Extracted data entries
◆ ◆ ◆ ◆ ◆ ◆ ◆

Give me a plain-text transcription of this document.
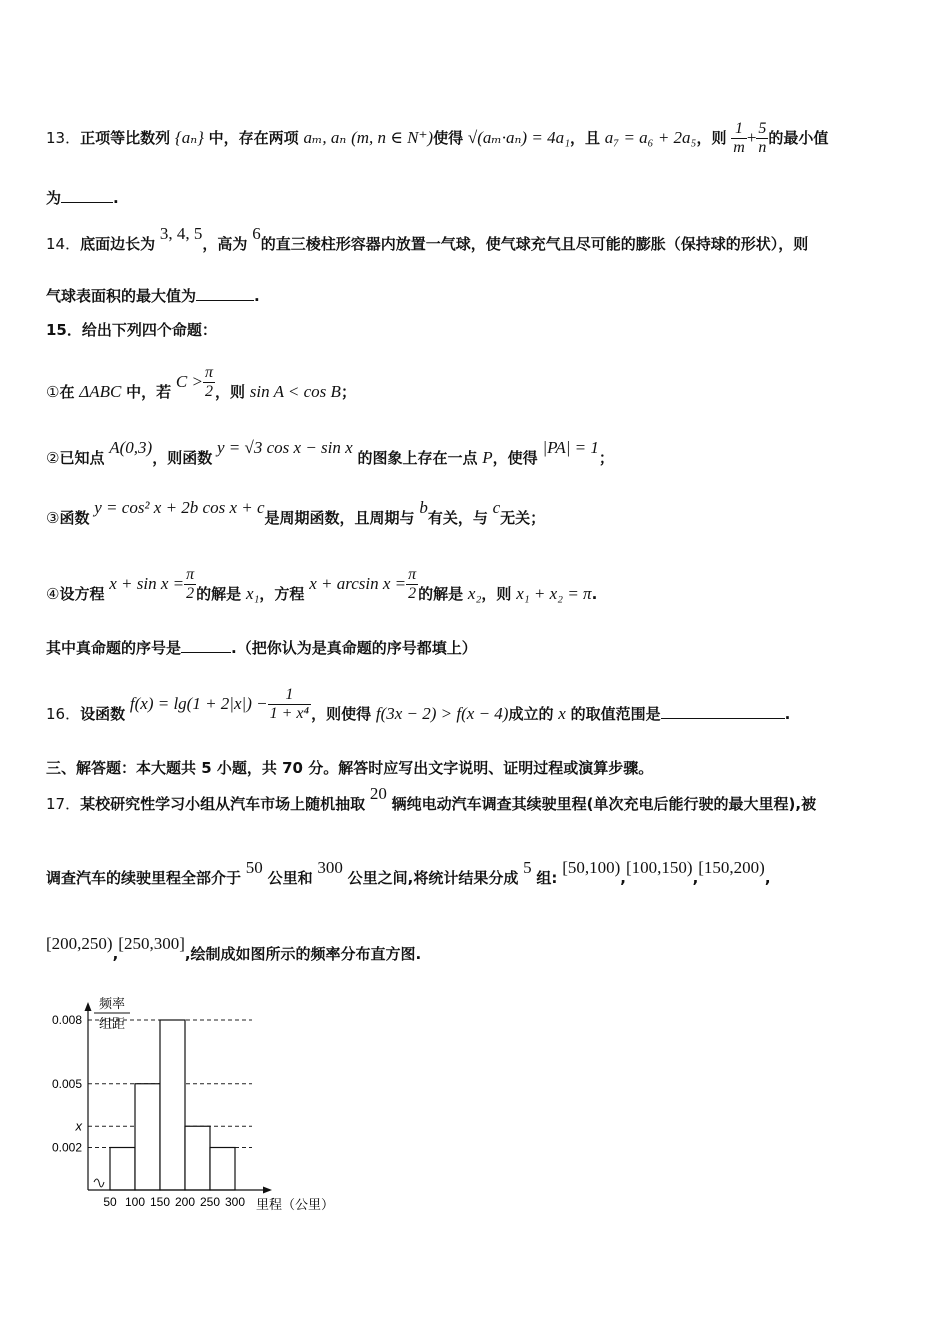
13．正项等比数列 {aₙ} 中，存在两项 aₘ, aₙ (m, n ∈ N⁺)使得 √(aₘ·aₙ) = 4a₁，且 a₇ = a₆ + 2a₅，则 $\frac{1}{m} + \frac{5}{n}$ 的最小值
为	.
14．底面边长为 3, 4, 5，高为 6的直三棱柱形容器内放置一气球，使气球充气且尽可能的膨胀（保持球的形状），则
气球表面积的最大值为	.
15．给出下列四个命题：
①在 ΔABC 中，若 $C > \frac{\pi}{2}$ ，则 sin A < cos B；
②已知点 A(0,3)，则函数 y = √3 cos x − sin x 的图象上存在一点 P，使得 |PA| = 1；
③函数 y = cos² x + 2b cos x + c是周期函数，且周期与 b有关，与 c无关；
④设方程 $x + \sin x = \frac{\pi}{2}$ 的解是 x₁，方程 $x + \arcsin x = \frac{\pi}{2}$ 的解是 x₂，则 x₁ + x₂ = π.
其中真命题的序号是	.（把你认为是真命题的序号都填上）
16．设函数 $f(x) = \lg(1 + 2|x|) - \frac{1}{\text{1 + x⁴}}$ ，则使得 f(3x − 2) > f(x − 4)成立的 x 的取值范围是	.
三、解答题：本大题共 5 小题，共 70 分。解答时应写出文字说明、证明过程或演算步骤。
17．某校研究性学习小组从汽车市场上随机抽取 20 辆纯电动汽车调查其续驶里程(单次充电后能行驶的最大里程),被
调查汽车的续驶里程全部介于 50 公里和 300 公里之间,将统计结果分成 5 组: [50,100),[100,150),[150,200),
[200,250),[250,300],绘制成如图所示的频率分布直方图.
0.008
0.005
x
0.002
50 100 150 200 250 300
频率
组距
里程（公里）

◆ ◆ ◆ ◆ ◆ ◆ ◆

→ **EXERCISE**
Reproduce all of the entries word for word, skipping any pictures they hold.

→ **OUTPUT**
Give me a plain-text transcription of this document.
13．正项等比数列 {aₙ} 中，存在两项 aₘ, aₙ (m, n ∈ N⁺)使得 √(aₘ·aₙ) = 4a₁，且 a₇ = a₆ + 2a₅，则 $\frac{1}{m} + \frac{5}{n}$ 的最小值
为	.
14．底面边长为 3, 4, 5，高为 6的直三棱柱形容器内放置一气球，使气球充气且尽可能的膨胀（保持球的形状），则
气球表面积的最大值为	.
15．给出下列四个命题：
①在 ΔABC 中，若 $C > \frac{\pi}{2}$ ，则 sin A < cos B；
②已知点 A(0,3)，则函数 y = √3 cos x − sin x 的图象上存在一点 P，使得 |PA| = 1；
③函数 y = cos² x + 2b cos x + c是周期函数，且周期与 b有关，与 c无关；
④设方程 $x + \sin x = \frac{\pi}{2}$ 的解是 x₁，方程 $x + \arcsin x = \frac{\pi}{2}$ 的解是 x₂，则 x₁ + x₂ = π.
其中真命题的序号是	.（把你认为是真命题的序号都填上）
16．设函数 $f(x) = \lg(1 + 2|x|) - \frac{1}{\text{1 + x⁴}}$ ，则使得 f(3x − 2) > f(x − 4)成立的 x 的取值范围是	.
三、解答题：本大题共 5 小题，共 70 分。解答时应写出文字说明、证明过程或演算步骤。
17．某校研究性学习小组从汽车市场上随机抽取 20 辆纯电动汽车调查其续驶里程(单次充电后能行驶的最大里程),被
调查汽车的续驶里程全部介于 50 公里和 300 公里之间,将统计结果分成 5 组: [50,100),[100,150),[150,200),
[200,250),[250,300],绘制成如图所示的频率分布直方图.
0.008
0.005
x
0.002
50 100 150 200 250 300
频率
组距
里程（公里）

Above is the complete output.